Join channels to create MFS image

img_fit_spectral_pol

int, optional, default = 2

Number of spectral polynomial terms to fit to each clean component. This is equal to the order of the polynomial plus 1.

img_pol

str, optional, default = I

Stokes image to create

cal_gain_amplitude_clip_low

float, optional, default = 0.5

Lower gain amplitude clipping

cal_gain_amplitude_clip_high

float, optional, default = 2.

Higher gain amplitude clipping

cal_niter

int, optional, default = 2

Number of self-calibration iterations to perform

start_at_iter

int, optional, default = 1

Start self-cal iteration loop at this start value, 1-based.

cal_time_chunk

int, optional, default = 1

Chunk data up by this number of timeslots. This limits the amount of data processed at once. Smaller chunks allow for a smaller RAM footprint and greater parallelism but sets an upper limit on the time solution intervals that may be employed. 0 means use full time axis but does not cross scan boundaries.

cal_freq_chunk

int, optional, default = 0

Chunk data up by this number of channels. This limits the amount of data processed at once. Smaller chunks allow for a smaller RAM footprint and greater parallelism but sets an upper limit on the frequency solution intervals that may be employed. 0 means use full frequency axis but does not cross SPW boundaries.

aimfast

Quality assessment parameter

enable

bool, optional, default = False

Execute this segment

tolerance

float, optional, default = 0.02

Relative change in weighted mean of several indicators from aimfast.

convergence_criteria

list of str, optional, default = DR

The residual statistic to check convergence against. Every criterium listed will be combined into a weighted mean. Options [“DR”,”SKEW”,”KURT”,”STDDev”,”MEAN”]. Note that when calibrate model_mode = ‘vis_only’ DR is not an option.

area_factor

int, optional, default = 6

Peak flux source area multiplying factor i.e tot_area = psf-size*af

normality_model

{“normaltest”, “shapiro”}, optional, default = normaltest

normality test model to use. Note that normaltest is the D’Agostino

plot

bool, optional, default = True

Generate html plots for comparing catalogs and residuals

image

Imaging parameter

enable

bool, optional, default = True

Execute this segment

auto_mask

list of float, optional, default = 30, 10, 7

Auto masking threshold

auto_threshold

list of float, optional, default = 0.5

Auto clean threshold

column

list of str, optional, default = DATA, CORRECTED_DATA

Column to image

mask_from_sky

bool, optional, default = False

switch on cleaning within mask from fits file

fits_mask

list of str, optional, default = catalog_mask.fits

filename of fits mask (in output/masking folder)

#### [STORED DATA]
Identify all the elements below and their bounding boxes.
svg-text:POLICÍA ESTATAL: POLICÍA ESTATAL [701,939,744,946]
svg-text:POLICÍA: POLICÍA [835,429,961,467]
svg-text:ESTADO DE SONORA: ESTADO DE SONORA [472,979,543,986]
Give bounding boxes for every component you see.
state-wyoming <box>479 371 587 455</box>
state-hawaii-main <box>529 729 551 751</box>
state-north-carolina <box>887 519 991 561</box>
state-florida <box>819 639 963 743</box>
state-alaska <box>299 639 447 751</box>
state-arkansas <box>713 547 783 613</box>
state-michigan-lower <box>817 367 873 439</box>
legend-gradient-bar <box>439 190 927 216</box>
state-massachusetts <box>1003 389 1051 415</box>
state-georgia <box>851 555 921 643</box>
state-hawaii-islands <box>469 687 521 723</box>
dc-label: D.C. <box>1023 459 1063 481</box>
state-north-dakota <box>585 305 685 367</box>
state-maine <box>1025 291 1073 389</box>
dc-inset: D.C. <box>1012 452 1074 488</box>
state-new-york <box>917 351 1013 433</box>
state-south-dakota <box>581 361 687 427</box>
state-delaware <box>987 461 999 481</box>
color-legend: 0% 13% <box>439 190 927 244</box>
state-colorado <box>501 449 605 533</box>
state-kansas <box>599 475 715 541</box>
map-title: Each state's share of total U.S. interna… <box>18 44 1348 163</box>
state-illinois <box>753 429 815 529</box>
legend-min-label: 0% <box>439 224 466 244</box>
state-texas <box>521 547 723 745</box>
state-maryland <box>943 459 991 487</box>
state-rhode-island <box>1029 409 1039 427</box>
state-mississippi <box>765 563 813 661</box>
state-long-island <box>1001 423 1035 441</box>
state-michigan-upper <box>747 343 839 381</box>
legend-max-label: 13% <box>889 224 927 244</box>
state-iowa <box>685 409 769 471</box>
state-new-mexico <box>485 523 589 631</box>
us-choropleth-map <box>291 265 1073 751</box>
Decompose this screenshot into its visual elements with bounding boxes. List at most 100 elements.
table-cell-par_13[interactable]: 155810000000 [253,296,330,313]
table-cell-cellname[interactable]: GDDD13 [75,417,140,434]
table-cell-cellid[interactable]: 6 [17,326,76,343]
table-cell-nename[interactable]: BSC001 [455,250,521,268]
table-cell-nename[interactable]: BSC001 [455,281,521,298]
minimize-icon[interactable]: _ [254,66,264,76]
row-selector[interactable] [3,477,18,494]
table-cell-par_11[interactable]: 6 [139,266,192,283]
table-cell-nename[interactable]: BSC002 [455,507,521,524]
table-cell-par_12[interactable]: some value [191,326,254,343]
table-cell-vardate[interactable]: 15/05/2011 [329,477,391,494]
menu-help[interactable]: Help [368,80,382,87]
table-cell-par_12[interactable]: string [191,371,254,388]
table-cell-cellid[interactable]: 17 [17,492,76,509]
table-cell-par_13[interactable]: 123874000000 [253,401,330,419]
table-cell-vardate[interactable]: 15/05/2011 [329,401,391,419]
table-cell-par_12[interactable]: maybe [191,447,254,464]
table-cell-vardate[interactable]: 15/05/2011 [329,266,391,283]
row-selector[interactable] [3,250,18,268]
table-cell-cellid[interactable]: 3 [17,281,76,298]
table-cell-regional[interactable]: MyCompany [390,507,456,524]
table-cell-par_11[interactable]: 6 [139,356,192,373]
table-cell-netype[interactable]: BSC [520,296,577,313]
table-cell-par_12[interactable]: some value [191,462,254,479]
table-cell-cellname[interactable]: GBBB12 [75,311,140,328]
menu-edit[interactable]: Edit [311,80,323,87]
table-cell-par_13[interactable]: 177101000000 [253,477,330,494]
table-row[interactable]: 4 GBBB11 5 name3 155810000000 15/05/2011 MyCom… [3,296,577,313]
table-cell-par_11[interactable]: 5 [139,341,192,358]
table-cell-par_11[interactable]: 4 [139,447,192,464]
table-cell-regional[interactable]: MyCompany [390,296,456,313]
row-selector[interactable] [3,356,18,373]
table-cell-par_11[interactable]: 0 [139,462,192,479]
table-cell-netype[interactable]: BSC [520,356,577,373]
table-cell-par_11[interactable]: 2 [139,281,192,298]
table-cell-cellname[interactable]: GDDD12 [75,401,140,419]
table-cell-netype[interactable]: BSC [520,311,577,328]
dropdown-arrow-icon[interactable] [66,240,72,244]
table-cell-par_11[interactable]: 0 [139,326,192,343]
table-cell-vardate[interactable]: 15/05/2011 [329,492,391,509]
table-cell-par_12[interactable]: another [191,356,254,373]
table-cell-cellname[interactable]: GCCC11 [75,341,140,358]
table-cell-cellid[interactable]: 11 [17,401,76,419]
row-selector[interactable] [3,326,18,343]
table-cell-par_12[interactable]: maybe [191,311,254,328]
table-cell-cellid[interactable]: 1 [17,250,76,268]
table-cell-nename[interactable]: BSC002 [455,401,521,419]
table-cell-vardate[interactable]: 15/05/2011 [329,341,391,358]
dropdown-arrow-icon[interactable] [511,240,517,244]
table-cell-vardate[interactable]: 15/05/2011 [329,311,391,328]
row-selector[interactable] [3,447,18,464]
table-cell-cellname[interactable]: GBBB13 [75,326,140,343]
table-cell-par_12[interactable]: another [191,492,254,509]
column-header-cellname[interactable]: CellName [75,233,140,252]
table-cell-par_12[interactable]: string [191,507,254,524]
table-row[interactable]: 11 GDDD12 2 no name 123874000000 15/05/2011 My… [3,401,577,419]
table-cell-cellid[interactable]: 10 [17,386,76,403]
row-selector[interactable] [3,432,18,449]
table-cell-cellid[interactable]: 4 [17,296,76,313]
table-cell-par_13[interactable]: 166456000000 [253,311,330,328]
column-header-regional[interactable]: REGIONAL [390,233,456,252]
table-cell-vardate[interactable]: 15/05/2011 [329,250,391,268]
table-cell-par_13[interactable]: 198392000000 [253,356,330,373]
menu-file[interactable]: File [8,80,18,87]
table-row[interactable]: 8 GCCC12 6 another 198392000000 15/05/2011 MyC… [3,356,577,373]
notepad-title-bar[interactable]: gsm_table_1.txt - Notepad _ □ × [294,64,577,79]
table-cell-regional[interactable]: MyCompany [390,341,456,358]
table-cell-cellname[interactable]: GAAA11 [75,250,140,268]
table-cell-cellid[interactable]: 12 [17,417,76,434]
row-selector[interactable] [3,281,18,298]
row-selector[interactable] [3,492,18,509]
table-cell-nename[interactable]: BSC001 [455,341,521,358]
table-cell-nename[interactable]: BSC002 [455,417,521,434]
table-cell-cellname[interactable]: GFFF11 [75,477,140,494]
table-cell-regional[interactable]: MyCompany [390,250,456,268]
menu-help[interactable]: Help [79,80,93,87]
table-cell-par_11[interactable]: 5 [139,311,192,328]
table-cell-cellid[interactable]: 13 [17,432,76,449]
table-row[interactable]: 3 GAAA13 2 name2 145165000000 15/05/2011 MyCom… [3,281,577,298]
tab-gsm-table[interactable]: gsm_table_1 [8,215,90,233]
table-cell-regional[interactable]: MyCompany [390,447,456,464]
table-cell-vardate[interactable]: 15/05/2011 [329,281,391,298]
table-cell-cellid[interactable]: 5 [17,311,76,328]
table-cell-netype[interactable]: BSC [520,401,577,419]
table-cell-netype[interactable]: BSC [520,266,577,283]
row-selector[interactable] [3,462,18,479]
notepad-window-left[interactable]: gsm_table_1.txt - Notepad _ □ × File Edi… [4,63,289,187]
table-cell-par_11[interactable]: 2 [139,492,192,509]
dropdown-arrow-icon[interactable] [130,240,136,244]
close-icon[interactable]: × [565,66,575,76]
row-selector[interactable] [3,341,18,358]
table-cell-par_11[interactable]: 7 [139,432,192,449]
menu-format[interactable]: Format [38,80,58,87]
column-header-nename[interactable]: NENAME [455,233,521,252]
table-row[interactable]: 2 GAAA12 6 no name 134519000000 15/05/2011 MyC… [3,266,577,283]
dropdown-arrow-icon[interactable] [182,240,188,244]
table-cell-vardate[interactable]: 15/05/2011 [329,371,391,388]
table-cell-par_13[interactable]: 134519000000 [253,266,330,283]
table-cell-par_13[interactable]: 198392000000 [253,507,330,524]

#### [REQUIRED ACTIONS]
1. In the parameter list, what does setting cal_freq_chunk to 0 mean?
2. Please pick up the parameter list after its last entry and write the next part.
The data are separate material from the parameter list.

#### [RESULTS IN ORDER]
1. It means the full frequency axis is used, without crossing SPW boundaries.

2.
multi_scale

bool, optional, default = False

switch on multiscale cleaning

multi_scale_scales

list of int, optional, default = 10, 20, 30

scales of multiscale [0,10,20,etc, etc] in pixels

local_rms

bool, optional, default = False

switch on local rms measurement for cleaning

sofia_mask

Run SoFiA source finder to produce a source mask and a Moment-0 map

enable

bool, optional, default = False

Execute segment sofia (yes/no)?

threshold

float, optional, default = 4.0

SoFiA source finding threshold.

flag

bool, optional, default = False

Use flag regions (yes/no)?

flagregion

list of str, optional, default = ‘ ‘

Pixel/channel range(s) to be flagged prior to source finding. Format is [[x1, x2, y1, y2, z1, z2], …].

inputmask

str, optional, default = ‘ ‘

input mask over which add Sofia’s

fornax_special

bool, optional, default = False

Activates masking of Fornax A using Sofia

fornax_thresh

list of float, optional, default = 4.0

SoFiA source finding threshold. Default is 4.0.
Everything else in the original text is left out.